== BRIEF ==
For this exercise, copy out each line of the material below that includes "track".

### DATASET EXCERPTS

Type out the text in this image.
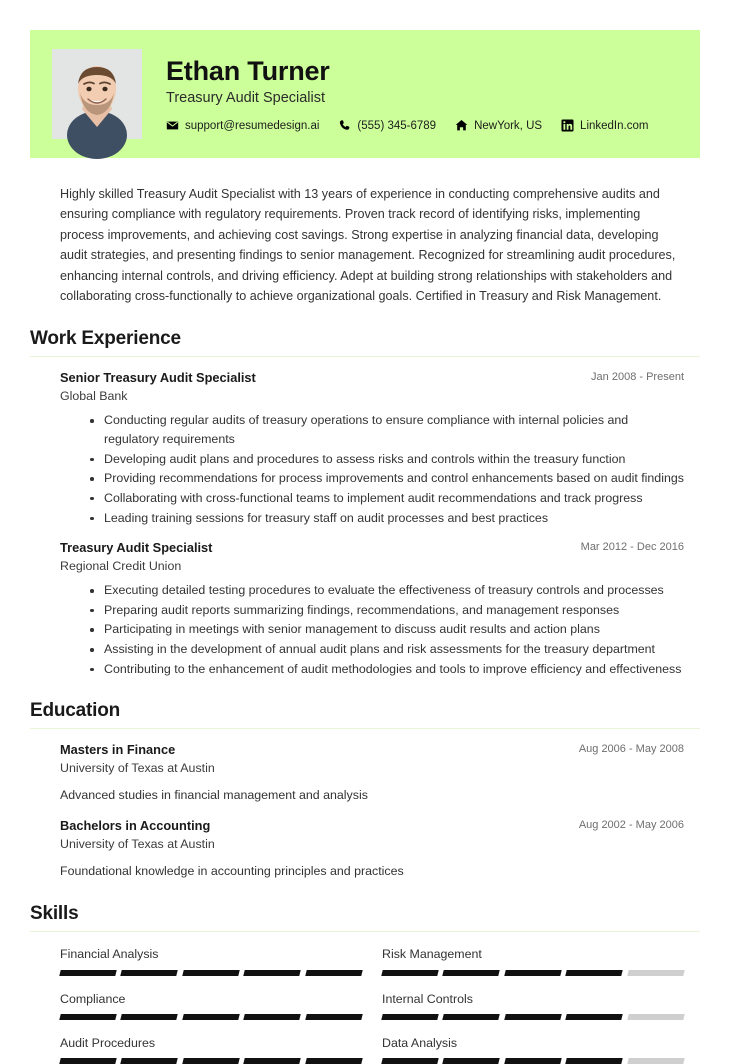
Ethan Turner
Treasury Audit Specialist
support@resumedesign.ai	(555) 345-6789	NewYork, US	LinkedIn.com
Highly skilled Treasury Audit Specialist with 13 years of experience in conducting comprehensive audits and ensuring compliance with regulatory requirements. Proven track record of identifying risks, implementing process improvements, and achieving cost savings. Strong expertise in analyzing financial data, developing audit strategies, and presenting findings to senior management. Recognized for streamlining audit procedures, enhancing internal controls, and driving efficiency. Adept at building strong relationships with stakeholders and collaborating cross-functionally to achieve organizational goals. Certified in Treasury and Risk Management.
Work Experience
Senior Treasury Audit Specialist	Jan 2008 - Present
Global Bank
Conducting regular audits of treasury operations to ensure compliance with internal policies and regulatory requirements
Developing audit plans and procedures to assess risks and controls within the treasury function
Providing recommendations for process improvements and control enhancements based on audit findings
Collaborating with cross-functional teams to implement audit recommendations and track progress
Leading training sessions for treasury staff on audit processes and best practices
Treasury Audit Specialist	Mar 2012 - Dec 2016
Regional Credit Union
Executing detailed testing procedures to evaluate the effectiveness of treasury controls and processes
Preparing audit reports summarizing findings, recommendations, and management responses
Participating in meetings with senior management to discuss audit results and action plans
Assisting in the development of annual audit plans and risk assessments for the treasury department
Contributing to the enhancement of audit methodologies and tools to improve efficiency and effectiveness
Education
Masters in Finance	Aug 2006 - May 2008
University of Texas at Austin
Advanced studies in financial management and analysis
Bachelors in Accounting	Aug 2002 - May 2006
University of Texas at Austin
Foundational knowledge in accounting principles and practices
Skills
Financial Analysis	Risk Management
Compliance	Internal Controls
Audit Procedures	Data Analysis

######

== OUTPUT OF THE TASK ==
Highly skilled Treasury Audit Specialist with 13 years of experience in conducting comprehensive audits and ensuring compliance with regulatory requirements. Proven track record of identifying risks, implementing process improvements, and achieving cost savings. Strong expertise in analyzing financial data, developing audit strategies, and presenting findings to senior management. Recognized for streamlining audit procedures, enhancing internal controls, and driving efficiency. Adept at building strong relationships with stakeholders and collaborating cross-functionally to achieve organizational goals. Certified in Treasury and Risk Management.
Collaborating with cross-functional teams to implement audit recommendations and track progress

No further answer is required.